- GOAL: Return exactly the lines that run from the one containing "Read all visible content and emit it as JSON." to the end of the entries, with both ends included.

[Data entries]
--- --- ---

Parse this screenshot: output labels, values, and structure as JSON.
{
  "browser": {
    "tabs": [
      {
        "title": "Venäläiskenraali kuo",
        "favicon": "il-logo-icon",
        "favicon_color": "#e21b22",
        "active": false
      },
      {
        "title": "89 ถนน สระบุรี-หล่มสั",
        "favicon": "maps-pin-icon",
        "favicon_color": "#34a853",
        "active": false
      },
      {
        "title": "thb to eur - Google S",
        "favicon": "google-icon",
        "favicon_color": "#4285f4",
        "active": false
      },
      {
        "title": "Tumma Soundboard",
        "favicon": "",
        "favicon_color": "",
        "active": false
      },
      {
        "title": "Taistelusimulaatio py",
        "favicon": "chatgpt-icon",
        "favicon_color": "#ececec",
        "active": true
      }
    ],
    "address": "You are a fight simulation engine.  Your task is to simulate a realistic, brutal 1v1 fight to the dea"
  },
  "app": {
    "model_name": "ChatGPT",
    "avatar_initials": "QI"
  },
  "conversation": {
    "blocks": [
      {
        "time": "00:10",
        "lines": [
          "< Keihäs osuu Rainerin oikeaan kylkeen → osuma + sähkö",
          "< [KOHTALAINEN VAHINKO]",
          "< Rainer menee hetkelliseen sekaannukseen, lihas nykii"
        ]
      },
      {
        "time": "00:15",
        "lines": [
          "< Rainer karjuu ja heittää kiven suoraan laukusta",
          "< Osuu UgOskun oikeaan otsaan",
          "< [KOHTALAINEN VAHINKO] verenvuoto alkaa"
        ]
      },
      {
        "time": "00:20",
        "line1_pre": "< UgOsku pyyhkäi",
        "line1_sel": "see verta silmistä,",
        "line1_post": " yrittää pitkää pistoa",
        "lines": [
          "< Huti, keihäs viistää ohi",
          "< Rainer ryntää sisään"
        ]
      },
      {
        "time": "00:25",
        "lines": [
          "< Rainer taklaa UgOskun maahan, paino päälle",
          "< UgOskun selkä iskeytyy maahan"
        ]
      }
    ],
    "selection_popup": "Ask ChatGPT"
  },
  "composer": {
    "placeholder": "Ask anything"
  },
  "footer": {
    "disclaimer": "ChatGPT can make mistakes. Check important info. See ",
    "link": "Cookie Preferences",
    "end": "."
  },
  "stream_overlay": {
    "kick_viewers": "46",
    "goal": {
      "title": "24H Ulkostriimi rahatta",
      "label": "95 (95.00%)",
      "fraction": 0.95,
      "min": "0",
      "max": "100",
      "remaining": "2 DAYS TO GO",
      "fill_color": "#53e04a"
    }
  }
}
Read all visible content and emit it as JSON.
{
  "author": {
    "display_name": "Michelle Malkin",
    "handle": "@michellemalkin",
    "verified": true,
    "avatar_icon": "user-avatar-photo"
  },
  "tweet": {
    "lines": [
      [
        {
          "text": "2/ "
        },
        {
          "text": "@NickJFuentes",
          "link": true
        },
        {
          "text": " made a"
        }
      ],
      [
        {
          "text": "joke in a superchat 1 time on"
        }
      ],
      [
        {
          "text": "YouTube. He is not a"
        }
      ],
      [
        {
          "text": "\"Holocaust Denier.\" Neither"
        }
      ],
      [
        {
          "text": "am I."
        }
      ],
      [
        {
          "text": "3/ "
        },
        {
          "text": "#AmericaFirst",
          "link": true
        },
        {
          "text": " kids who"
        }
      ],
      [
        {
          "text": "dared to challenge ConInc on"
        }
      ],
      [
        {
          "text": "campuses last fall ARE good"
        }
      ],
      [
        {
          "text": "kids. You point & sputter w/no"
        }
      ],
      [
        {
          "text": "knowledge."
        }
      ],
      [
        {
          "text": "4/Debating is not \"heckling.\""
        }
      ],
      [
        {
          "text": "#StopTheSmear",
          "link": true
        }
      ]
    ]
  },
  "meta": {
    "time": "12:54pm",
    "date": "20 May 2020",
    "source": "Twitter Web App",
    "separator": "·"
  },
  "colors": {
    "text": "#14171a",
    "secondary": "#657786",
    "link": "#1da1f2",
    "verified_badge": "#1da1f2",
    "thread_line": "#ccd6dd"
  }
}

--- --- ---

- WRITTEN RESPONSE:
Read all visible content and emit it as JSON.
{
  "author": {
    "display_name": "Michelle Malkin",
    "handle": "@michellemalkin",
    "verified": true,
    "avatar_icon": "user-avatar-photo"
  },
  "tweet": {
    "lines": [
      [
        {
          "text": "2/ "
        },
        {
          "text": "@NickJFuentes",
          "link": true
        },
        {
          "text": " made a"
        }
      ],
      [
        {
          "text": "joke in a superchat 1 time on"
        }
      ],
      [
        {
          "text": "YouTube. He is not a"
        }
      ],
      [
        {
          "text": "\"Holocaust Denier.\" Neither"
        }
      ],
      [
        {
          "text": "am I."
        }
      ],
      [
        {
          "text": "3/ "
        },
        {
          "text": "#AmericaFirst",
          "link": true
        },
        {
          "text": " kids who"
        }
      ],
      [
        {
          "text": "dared to challenge ConInc on"
        }
      ],
      [
        {
          "text": "campuses last fall ARE good"
        }
      ],
      [
        {
          "text": "kids. You point & sputter w/no"
        }
      ],
      [
        {
          "text": "knowledge."
        }
      ],
      [
        {
          "text": "4/Debating is not \"heckling.\""
        }
      ],
      [
        {
          "text": "#StopTheSmear",
          "link": true
        }
      ]
    ]
  },
  "meta": {
    "time": "12:54pm",
    "date": "20 May 2020",
    "source": "Twitter Web App",
    "separator": "·"
  },
  "colors": {
    "text": "#14171a",
    "secondary": "#657786",
    "link": "#1da1f2",
    "verified_badge": "#1da1f2",
    "thread_line": "#ccd6dd"
  }
}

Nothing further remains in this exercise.